§ Exercise
Images appear in the records below; leave them out and repeat everything else exactly.

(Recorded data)
______
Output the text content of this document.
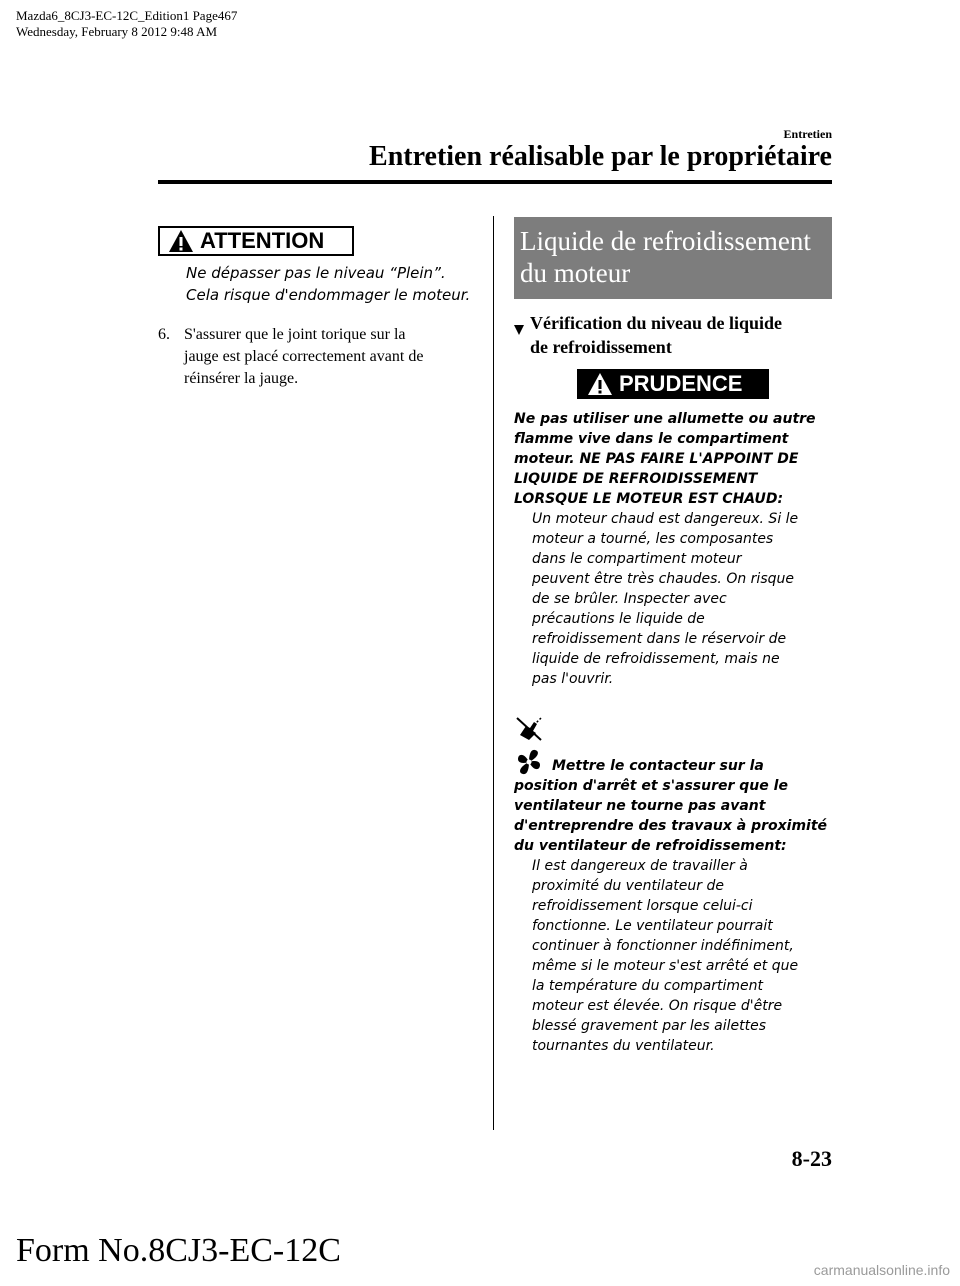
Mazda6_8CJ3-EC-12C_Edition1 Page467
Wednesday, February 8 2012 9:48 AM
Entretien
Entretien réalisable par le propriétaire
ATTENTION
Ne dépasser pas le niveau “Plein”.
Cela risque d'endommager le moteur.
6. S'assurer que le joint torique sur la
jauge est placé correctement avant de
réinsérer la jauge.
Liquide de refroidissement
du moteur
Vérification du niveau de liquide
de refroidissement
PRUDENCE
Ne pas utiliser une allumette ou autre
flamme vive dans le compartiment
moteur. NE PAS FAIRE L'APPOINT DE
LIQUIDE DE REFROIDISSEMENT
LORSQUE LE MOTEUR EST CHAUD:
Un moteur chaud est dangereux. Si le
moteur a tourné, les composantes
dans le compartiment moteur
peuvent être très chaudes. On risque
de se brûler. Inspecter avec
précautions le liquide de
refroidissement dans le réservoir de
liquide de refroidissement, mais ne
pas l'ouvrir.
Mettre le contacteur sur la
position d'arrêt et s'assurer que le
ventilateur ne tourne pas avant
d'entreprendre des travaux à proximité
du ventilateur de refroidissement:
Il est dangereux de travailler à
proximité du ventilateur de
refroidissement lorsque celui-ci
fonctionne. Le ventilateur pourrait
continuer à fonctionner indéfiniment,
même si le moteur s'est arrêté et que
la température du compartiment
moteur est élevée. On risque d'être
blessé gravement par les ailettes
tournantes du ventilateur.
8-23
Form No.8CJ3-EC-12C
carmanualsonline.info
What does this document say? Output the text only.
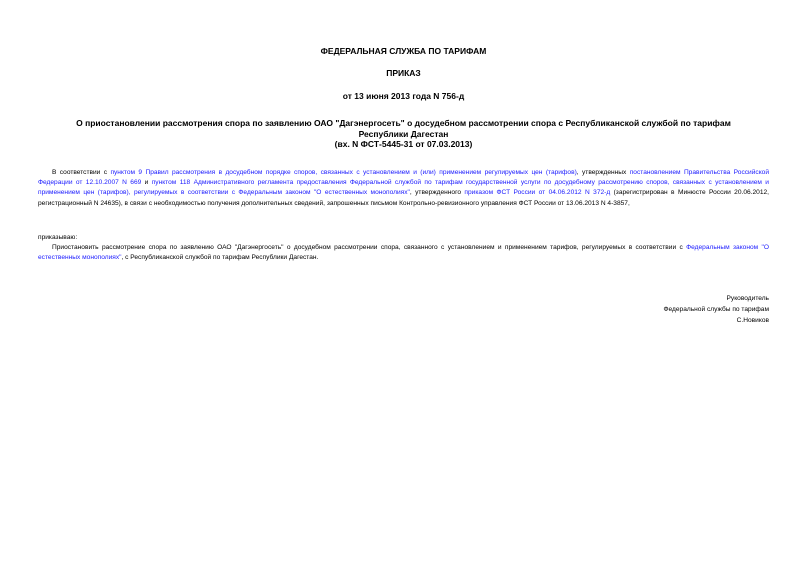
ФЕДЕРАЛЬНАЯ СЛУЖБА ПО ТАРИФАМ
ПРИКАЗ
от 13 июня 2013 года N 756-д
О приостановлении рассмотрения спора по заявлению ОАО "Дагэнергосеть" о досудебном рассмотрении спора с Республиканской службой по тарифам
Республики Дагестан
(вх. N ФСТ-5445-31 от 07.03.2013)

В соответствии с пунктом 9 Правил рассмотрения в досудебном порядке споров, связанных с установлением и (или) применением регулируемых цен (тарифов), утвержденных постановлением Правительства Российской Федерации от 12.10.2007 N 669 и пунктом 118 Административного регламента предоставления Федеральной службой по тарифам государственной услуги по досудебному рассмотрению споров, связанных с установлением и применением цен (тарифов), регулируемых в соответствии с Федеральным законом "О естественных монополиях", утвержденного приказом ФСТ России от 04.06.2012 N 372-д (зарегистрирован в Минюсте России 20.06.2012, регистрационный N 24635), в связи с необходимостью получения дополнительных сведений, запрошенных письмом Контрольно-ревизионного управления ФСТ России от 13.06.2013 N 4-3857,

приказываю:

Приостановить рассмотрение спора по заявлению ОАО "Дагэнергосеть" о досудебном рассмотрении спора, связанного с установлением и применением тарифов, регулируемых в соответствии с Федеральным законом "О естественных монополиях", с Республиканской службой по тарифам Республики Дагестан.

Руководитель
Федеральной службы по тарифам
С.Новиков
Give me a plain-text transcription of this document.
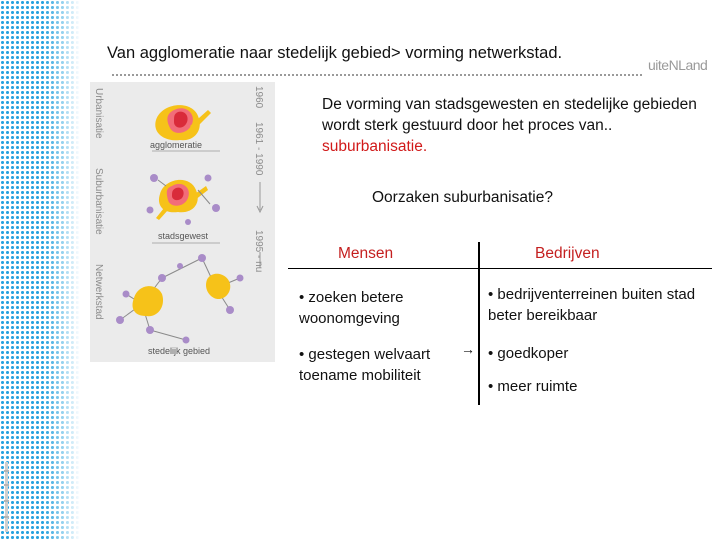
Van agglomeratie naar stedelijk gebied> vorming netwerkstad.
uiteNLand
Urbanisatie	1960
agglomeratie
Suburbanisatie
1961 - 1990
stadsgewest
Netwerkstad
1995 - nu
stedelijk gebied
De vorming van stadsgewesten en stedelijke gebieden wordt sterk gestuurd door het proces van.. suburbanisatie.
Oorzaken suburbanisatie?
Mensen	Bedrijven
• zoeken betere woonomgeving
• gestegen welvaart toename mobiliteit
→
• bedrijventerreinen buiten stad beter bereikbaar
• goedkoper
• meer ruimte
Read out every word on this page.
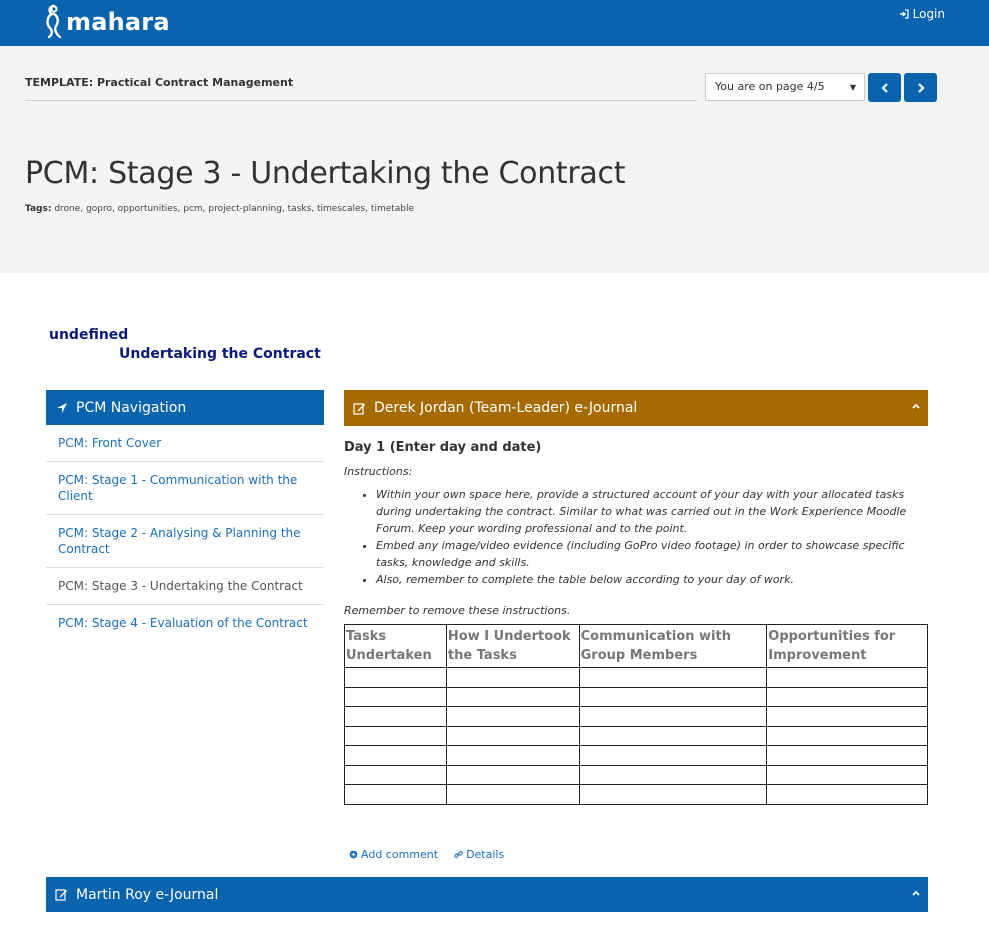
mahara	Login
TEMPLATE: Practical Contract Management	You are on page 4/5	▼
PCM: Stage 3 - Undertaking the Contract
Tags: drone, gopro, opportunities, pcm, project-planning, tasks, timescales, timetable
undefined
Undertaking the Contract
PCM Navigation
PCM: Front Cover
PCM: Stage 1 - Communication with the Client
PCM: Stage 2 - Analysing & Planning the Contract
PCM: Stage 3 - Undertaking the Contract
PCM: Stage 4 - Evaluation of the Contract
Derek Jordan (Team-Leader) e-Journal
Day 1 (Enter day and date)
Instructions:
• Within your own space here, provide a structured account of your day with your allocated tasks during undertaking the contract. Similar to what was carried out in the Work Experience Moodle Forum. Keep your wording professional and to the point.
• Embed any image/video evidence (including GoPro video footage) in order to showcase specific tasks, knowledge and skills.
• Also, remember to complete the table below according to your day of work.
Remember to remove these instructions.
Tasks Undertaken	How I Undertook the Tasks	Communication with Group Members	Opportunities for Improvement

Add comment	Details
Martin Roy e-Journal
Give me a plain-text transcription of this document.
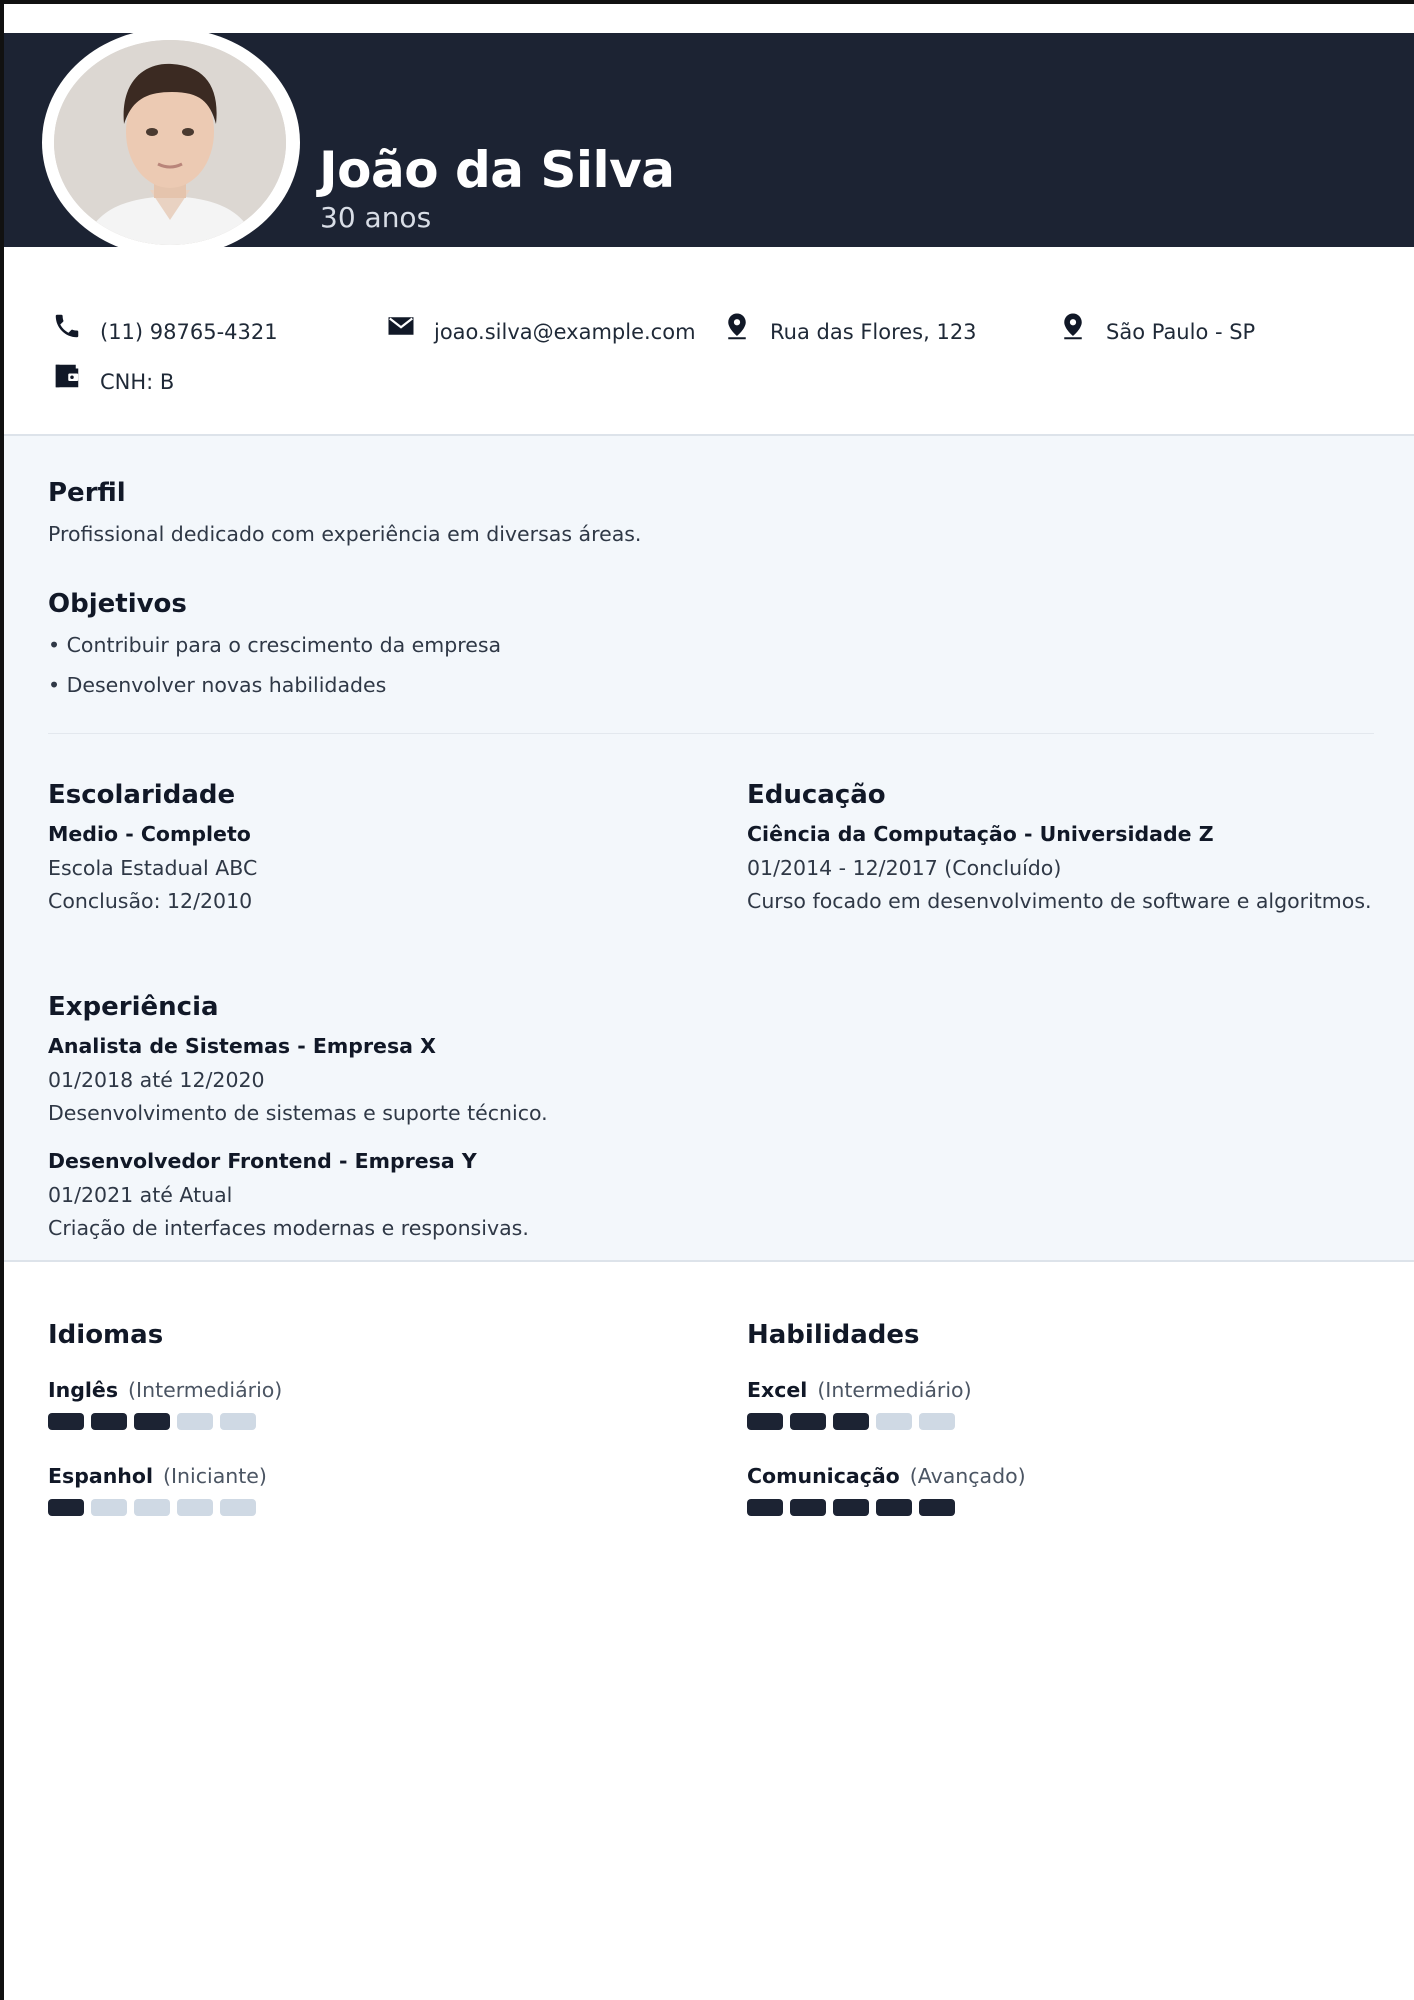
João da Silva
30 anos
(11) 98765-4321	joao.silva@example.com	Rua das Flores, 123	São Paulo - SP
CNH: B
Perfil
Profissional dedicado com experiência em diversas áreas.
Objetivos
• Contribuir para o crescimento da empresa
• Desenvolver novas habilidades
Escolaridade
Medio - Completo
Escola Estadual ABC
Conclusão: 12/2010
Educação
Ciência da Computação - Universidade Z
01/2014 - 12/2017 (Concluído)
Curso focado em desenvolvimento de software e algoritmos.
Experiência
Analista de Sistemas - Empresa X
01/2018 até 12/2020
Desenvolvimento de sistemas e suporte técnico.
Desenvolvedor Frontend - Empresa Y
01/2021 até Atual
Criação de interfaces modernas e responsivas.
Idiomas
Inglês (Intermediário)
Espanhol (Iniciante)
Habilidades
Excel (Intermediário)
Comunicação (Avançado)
______
§ Output of the task
Output the text content of this document.
Mazda6_8CJ3-EC-12C_Edition1 Page467
Wednesday, February 8 2012 9:48 AM
Entretien
Entretien réalisable par le propriétaire
ATTENTION
Ne dépasser pas le niveau “Plein”.
Cela risque d'endommager le moteur.
6. S'assurer que le joint torique sur la
jauge est placé correctement avant de
réinsérer la jauge.
Liquide de refroidissement
du moteur
Vérification du niveau de liquide
de refroidissement
PRUDENCE
Ne pas utiliser une allumette ou autre
flamme vive dans le compartiment
moteur. NE PAS FAIRE L'APPOINT DE
LIQUIDE DE REFROIDISSEMENT
LORSQUE LE MOTEUR EST CHAUD:
Un moteur chaud est dangereux. Si le
moteur a tourné, les composantes
dans le compartiment moteur
peuvent être très chaudes. On risque
de se brûler. Inspecter avec
précautions le liquide de
refroidissement dans le réservoir de
liquide de refroidissement, mais ne
pas l'ouvrir.
Mettre le contacteur sur la
position d'arrêt et s'assurer que le
ventilateur ne tourne pas avant
d'entreprendre des travaux à proximité
du ventilateur de refroidissement:
Il est dangereux de travailler à
proximité du ventilateur de
refroidissement lorsque celui-ci
fonctionne. Le ventilateur pourrait
continuer à fonctionner indéfiniment,
même si le moteur s'est arrêté et que
la température du compartiment
moteur est élevée. On risque d'être
blessé gravement par les ailettes
tournantes du ventilateur.
8-23
Form No.8CJ3-EC-12C
carmanualsonline.info
What does this document say? Output the text only.
ФЕДЕРАЛЬНАЯ СЛУЖБА ПО ТАРИФАМ
ПРИКАЗ
от 13 июня 2013 года N 756-д
О приостановлении рассмотрения спора по заявлению ОАО "Дагэнергосеть" о досудебном рассмотрении спора с Республиканской службой по тарифам
Республики Дагестан
(вх. N ФСТ-5445-31 от 07.03.2013)

В соответствии с пунктом 9 Правил рассмотрения в досудебном порядке споров, связанных с установлением и (или) применением регулируемых цен (тарифов), утвержденных постановлением Правительства Российской Федерации от 12.10.2007 N 669 и пунктом 118 Административного регламента предоставления Федеральной службой по тарифам государственной услуги по досудебному рассмотрению споров, связанных с установлением и применением цен (тарифов), регулируемых в соответствии с Федеральным законом "О естественных монополиях", утвержденного приказом ФСТ России от 04.06.2012 N 372-д (зарегистрирован в Минюсте России 20.06.2012, регистрационный N 24635), в связи с необходимостью получения дополнительных сведений, запрошенных письмом Контрольно-ревизионного управления ФСТ России от 13.06.2013 N 4-3857,

приказываю:

Приостановить рассмотрение спора по заявлению ОАО "Дагэнергосеть" о досудебном рассмотрении спора, связанного с установлением и применением тарифов, регулируемых в соответствии с Федеральным законом "О естественных монополиях", с Республиканской службой по тарифам Республики Дагестан.

Руководитель
Федеральной службы по тарифам
С.Новиков
Give me a plain-text transcription of this document.
Van agglomeratie naar stedelijk gebied> vorming netwerkstad.
uiteNLand
Urbanisatie	1960
agglomeratie
Suburbanisatie
1961 - 1990
stadsgewest
Netwerkstad
1995 - nu
stedelijk gebied
De vorming van stadsgewesten en stedelijke gebieden wordt sterk gestuurd door het proces van.. suburbanisatie.
Oorzaken suburbanisatie?
Mensen	Bedrijven
• zoeken betere woonomgeving
• gestegen welvaart toename mobiliteit
→
• bedrijventerreinen buiten stad beter bereikbaar
• goedkoper
• meer ruimte
Read out every word on this page.
mahara	Login
TEMPLATE: Practical Contract Management	You are on page 4/5	▼
PCM: Stage 3 - Undertaking the Contract
Tags: drone, gopro, opportunities, pcm, project-planning, tasks, timescales, timetable
undefined
Undertaking the Contract
PCM Navigation
PCM: Front Cover
PCM: Stage 1 - Communication with the Client
PCM: Stage 2 - Analysing & Planning the Contract
PCM: Stage 3 - Undertaking the Contract
PCM: Stage 4 - Evaluation of the Contract
Derek Jordan (Team-Leader) e-Journal
Day 1 (Enter day and date)
Instructions:
• Within your own space here, provide a structured account of your day with your allocated tasks during undertaking the contract. Similar to what was carried out in the Work Experience Moodle Forum. Keep your wording professional and to the point.
• Embed any image/video evidence (including GoPro video footage) in order to showcase specific tasks, knowledge and skills.
• Also, remember to complete the table below according to your day of work.
Remember to remove these instructions.
Tasks Undertaken	How I Undertook the Tasks	Communication with Group Members	Opportunities for Improvement

Add comment	Details
Martin Roy e-Journal
Give me a plain-text transcription of this document.
João da Silva
30 anos
(11) 98765-4321	joao.silva@example.com	Rua das Flores, 123	São Paulo - SP
CNH: B
Perfil
Profissional dedicado com experiência em diversas áreas.
Objetivos
• Contribuir para o crescimento da empresa
• Desenvolver novas habilidades
Escolaridade
Medio - Completo
Escola Estadual ABC
Conclusão: 12/2010
Educação
Ciência da Computação - Universidade Z
01/2014 - 12/2017 (Concluído)
Curso focado em desenvolvimento de software e algoritmos.
Experiência
Analista de Sistemas - Empresa X
01/2018 até 12/2020
Desenvolvimento de sistemas e suporte técnico.
Desenvolvedor Frontend - Empresa Y
01/2021 até Atual
Criação de interfaces modernas e responsivas.
Idiomas
Inglês (Intermediário)
Espanhol (Iniciante)
Habilidades
Excel (Intermediário)
Comunicação (Avançado)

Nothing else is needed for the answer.